** SUPPLIED INFORMATION **

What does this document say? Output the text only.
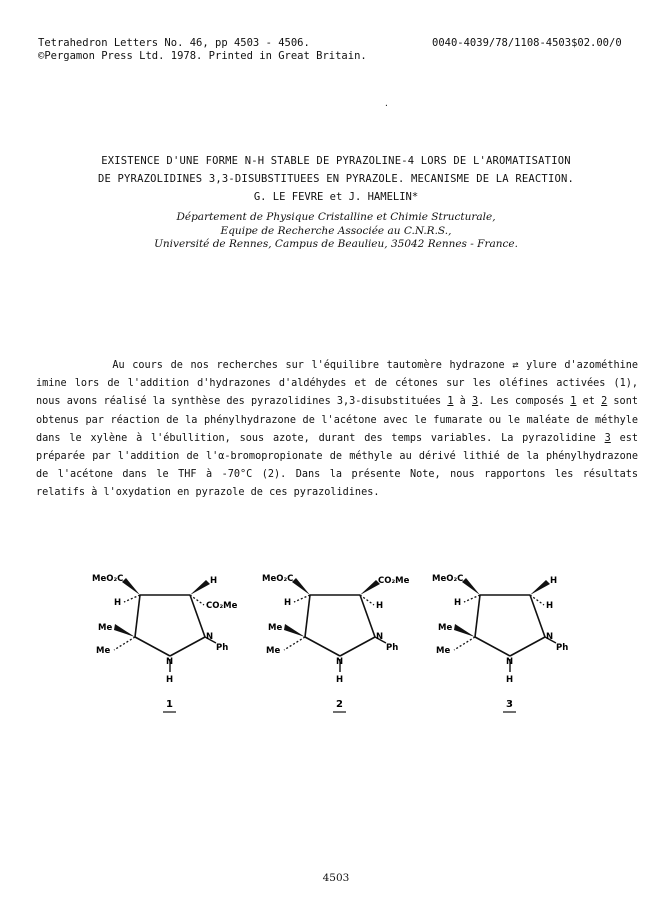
Tetrahedron Letters No. 46, pp 4503 - 4506.
©Pergamon Press Ltd. 1978. Printed in Great Britain.
0040-4039/78/1108-4503$02.00/0
·
EXISTENCE D'UNE FORME N-H STABLE DE PYRAZOLINE-4 LORS DE L'AROMATISATION
DE PYRAZOLIDINES 3,3-DISUBSTITUEES EN PYRAZOLE. MECANISME DE LA REACTION.
G. LE FEVRE et J. HAMELIN*
Département de Physique Cristalline et Chimie Structurale,
Equipe de Recherche Associée au C.N.R.S.,
Université de Rennes, Campus de Beaulieu, 35042 Rennes - France.

Au cours de nos recherches sur l'équilibre tautomère hydrazone ⇄ ylure d'azométhine imine lors de l'addition d'hydrazones d'aldéhydes et de cétones sur les oléfines activées (1), nous avons réalisé la synthèse des pyrazolidines 3,3-disubstituées 1 à 3. Les composés 1 et 2 sont obtenus par réaction de la phénylhydrazone de l'acétone avec le fumarate ou le maléate de méthyle dans le xylène à l'ébullition, sous azote, durant des temps variables. La pyrazolidine 3 est préparée par l'addition de l'α-bromopropionate de méthyle au dérivé lithié de la phénylhydrazone de l'acétone dans le THF à -70°C (2). Dans la présente Note, nous rapportons les résultats relatifs à l'oxydation en pyrazole de ces pyrazolidines.

MeO₂C	H
H	CO₂Me
Me
Me
N
Ph
N
H
1
MeO₂C	CO₂Me
H	H
Me
Me
N
Ph
N
H
2
MeO₂C	H
H	H
Me
Me
N
Ph
N
H
3
4503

** EXERCISE **
Go through the material above and print all of it exactly, except the pictures.

** OUTPUT OF THE TASK **
What does this document say? Output the text only.
Tetrahedron Letters No. 46, pp 4503 - 4506.
©Pergamon Press Ltd. 1978. Printed in Great Britain.
0040-4039/78/1108-4503$02.00/0
·
EXISTENCE D'UNE FORME N-H STABLE DE PYRAZOLINE-4 LORS DE L'AROMATISATION
DE PYRAZOLIDINES 3,3-DISUBSTITUEES EN PYRAZOLE. MECANISME DE LA REACTION.
G. LE FEVRE et J. HAMELIN*
Département de Physique Cristalline et Chimie Structurale,
Equipe de Recherche Associée au C.N.R.S.,
Université de Rennes, Campus de Beaulieu, 35042 Rennes - France.

Au cours de nos recherches sur l'équilibre tautomère hydrazone ⇄ ylure d'azométhine imine lors de l'addition d'hydrazones d'aldéhydes et de cétones sur les oléfines activées (1), nous avons réalisé la synthèse des pyrazolidines 3,3-disubstituées 1 à 3. Les composés 1 et 2 sont obtenus par réaction de la phénylhydrazone de l'acétone avec le fumarate ou le maléate de méthyle dans le xylène à l'ébullition, sous azote, durant des temps variables. La pyrazolidine 3 est préparée par l'addition de l'α-bromopropionate de méthyle au dérivé lithié de la phénylhydrazone de l'acétone dans le THF à -70°C (2). Dans la présente Note, nous rapportons les résultats relatifs à l'oxydation en pyrazole de ces pyrazolidines.

MeO₂C	H
H	CO₂Me
Me
Me
N
Ph
N
H
1
MeO₂C	CO₂Me
H	H
Me
Me
N
Ph
N
H
2
MeO₂C	H
H	H
Me
Me
N
Ph
N
H
3
4503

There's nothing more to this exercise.